__DIRECTIONS__.
Check every line of the material below for the string "carbon", and return the ones that have it.
[Start]
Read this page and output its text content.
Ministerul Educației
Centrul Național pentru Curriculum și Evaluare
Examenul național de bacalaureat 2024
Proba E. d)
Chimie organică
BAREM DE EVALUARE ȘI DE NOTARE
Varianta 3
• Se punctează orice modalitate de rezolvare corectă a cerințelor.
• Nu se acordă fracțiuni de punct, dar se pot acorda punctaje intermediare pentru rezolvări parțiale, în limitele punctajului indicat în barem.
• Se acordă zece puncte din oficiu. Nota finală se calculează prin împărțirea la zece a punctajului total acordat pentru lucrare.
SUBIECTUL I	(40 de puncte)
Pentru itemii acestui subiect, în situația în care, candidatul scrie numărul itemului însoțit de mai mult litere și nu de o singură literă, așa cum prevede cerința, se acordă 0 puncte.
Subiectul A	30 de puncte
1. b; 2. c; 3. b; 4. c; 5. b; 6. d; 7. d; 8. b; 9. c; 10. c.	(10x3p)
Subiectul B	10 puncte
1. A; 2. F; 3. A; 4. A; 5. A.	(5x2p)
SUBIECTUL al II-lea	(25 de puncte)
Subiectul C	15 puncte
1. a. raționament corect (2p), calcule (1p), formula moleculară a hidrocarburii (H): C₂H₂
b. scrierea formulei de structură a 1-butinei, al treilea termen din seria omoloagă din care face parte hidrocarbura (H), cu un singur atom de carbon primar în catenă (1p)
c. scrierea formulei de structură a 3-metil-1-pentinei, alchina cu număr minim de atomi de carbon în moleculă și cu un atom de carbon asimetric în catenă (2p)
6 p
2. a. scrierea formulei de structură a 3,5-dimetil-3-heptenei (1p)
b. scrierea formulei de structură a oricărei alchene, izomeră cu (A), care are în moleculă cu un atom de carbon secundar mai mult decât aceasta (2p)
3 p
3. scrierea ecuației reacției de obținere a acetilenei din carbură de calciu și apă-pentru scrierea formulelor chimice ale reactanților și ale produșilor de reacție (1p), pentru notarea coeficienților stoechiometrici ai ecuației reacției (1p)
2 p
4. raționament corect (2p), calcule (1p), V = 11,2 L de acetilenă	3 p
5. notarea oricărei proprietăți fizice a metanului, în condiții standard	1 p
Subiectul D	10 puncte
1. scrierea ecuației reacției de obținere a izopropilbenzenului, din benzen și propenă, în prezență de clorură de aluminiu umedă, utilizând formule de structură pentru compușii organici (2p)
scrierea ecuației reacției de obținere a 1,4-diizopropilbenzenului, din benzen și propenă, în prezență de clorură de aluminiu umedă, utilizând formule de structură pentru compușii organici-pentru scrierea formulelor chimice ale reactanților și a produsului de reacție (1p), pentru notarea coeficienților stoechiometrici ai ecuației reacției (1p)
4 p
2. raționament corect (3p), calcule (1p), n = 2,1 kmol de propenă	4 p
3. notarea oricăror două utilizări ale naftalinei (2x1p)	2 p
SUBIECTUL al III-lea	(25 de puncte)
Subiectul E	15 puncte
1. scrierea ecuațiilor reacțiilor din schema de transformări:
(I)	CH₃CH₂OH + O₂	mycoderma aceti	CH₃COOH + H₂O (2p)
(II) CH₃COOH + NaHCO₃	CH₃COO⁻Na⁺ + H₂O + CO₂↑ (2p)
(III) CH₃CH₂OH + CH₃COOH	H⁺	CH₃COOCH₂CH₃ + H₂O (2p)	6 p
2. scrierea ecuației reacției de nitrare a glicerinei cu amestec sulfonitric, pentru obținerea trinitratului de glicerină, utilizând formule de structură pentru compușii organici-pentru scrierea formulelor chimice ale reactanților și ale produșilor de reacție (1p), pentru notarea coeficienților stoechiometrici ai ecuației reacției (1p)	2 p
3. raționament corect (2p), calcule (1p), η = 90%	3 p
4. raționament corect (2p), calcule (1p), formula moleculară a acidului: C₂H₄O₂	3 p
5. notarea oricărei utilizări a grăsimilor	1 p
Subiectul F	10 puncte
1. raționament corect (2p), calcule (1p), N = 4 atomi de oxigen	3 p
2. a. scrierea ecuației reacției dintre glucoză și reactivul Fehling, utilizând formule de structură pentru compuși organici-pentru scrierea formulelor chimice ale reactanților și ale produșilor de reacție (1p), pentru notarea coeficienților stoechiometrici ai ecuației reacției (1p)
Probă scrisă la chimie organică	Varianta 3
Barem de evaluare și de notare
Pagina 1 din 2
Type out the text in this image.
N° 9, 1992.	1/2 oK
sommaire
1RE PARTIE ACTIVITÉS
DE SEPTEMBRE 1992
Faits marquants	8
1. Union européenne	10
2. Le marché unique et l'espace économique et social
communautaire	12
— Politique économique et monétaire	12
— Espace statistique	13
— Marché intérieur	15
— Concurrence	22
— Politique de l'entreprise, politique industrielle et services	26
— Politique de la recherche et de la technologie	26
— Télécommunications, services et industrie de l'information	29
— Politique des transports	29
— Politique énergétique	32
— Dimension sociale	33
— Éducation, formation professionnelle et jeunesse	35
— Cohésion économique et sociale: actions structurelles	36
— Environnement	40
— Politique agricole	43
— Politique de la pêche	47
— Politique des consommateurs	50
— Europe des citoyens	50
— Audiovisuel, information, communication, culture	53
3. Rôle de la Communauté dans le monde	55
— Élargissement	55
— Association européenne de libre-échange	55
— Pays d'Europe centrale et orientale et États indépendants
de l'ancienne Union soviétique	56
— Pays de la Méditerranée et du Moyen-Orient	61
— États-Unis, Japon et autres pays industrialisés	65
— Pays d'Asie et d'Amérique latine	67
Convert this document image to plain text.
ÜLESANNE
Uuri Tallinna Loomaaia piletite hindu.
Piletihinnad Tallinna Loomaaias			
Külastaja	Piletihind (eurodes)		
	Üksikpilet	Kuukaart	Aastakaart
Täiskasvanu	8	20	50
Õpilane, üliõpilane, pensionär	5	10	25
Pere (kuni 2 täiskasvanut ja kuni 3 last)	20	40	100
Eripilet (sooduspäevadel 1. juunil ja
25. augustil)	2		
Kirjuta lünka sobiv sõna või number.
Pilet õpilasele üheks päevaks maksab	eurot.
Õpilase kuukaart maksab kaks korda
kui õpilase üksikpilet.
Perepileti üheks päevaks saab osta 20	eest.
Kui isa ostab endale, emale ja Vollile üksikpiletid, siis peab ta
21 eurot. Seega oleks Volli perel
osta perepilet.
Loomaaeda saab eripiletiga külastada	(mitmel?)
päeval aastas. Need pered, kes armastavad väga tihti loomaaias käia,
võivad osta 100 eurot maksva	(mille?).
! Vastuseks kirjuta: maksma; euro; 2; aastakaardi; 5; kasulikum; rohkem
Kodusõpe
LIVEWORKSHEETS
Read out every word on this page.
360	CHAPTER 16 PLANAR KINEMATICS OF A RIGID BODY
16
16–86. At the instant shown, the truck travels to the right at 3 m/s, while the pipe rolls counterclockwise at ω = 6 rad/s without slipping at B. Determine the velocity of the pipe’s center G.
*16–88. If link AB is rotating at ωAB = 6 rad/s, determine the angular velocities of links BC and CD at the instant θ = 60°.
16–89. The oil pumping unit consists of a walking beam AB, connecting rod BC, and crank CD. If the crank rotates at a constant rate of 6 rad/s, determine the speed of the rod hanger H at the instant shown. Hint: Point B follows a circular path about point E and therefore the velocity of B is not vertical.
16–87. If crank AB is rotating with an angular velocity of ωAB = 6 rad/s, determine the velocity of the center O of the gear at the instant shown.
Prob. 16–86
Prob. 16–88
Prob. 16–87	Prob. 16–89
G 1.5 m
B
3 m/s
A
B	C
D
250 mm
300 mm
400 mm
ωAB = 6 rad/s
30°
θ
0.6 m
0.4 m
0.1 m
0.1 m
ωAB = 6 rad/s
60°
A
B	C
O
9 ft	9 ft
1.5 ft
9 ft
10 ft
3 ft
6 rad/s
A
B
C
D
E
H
[End]
__REPLY__.
b. scrierea formulei de structură a 1-butinei, al treilea termen din seria omoloagă din care face parte hidrocarbura (H), cu un singur atom de carbon primar în catenă (1p)
c. scrierea formulei de structură a 3-metil-1-pentinei, alchina cu număr minim de atomi de carbon în moleculă și cu un atom de carbon asimetric în catenă (2p)
b. scrierea formulei de structură a oricărei alchene, izomeră cu (A), care are în moleculă cu un atom de carbon secundar mai mult decât aceasta (2p)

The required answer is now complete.